§ **DATA ROWS**

+ + +

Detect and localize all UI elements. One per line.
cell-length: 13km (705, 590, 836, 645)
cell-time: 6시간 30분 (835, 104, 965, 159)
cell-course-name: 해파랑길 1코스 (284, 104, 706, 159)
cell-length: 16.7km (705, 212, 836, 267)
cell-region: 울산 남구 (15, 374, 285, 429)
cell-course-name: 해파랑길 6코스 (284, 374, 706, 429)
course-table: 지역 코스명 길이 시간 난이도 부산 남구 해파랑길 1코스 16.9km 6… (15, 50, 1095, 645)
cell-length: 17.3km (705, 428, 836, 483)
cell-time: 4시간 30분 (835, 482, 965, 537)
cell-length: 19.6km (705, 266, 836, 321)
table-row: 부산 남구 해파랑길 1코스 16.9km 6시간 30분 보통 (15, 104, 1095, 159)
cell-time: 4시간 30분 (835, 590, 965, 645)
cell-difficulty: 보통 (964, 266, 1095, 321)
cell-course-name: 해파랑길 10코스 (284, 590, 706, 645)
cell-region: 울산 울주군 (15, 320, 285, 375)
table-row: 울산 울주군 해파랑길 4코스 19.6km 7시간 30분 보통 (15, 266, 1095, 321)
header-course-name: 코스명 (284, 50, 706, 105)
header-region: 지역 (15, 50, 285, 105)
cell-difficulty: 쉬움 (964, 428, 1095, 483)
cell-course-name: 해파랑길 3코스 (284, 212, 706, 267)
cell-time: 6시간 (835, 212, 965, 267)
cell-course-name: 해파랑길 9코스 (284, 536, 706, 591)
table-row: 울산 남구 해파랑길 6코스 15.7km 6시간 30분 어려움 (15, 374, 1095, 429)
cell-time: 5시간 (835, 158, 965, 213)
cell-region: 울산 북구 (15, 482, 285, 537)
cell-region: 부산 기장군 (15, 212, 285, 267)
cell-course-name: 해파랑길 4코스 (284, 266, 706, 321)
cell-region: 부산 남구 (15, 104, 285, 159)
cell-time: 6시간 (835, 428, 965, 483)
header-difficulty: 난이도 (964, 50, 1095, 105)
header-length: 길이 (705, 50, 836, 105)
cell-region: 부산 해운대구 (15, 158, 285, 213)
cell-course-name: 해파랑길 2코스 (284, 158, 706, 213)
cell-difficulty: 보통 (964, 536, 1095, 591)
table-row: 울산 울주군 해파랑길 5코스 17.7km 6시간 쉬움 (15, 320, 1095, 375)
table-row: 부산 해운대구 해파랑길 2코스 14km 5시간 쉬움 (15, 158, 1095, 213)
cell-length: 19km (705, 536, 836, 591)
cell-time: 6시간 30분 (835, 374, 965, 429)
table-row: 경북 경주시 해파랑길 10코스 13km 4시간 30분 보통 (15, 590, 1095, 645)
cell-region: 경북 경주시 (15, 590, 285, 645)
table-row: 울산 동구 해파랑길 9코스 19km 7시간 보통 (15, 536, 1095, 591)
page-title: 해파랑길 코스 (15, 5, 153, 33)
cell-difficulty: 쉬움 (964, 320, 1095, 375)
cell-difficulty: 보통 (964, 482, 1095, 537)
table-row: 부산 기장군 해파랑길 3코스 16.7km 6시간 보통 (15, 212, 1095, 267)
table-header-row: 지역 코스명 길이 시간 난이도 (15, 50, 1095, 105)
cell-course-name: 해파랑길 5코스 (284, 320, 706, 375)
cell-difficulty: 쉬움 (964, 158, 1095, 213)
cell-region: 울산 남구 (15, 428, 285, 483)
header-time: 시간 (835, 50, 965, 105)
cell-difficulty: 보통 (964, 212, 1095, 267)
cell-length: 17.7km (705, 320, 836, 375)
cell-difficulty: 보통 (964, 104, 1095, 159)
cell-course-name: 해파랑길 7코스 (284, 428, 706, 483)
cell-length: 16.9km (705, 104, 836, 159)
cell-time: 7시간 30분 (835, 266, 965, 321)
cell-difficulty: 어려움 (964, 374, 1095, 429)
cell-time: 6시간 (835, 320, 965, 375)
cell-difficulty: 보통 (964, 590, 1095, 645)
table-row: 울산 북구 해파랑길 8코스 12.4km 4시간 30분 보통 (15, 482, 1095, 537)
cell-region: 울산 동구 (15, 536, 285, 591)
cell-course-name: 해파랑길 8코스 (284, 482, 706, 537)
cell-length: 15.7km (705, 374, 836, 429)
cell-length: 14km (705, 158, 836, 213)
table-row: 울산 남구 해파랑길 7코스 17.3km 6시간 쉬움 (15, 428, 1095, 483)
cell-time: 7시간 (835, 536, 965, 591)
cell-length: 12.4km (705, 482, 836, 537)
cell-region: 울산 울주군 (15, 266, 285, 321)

+ + +

Count the lines in the entries above that contain the string "course", treating uppercase and lowercase letters as distinct, and reply with only that number.

12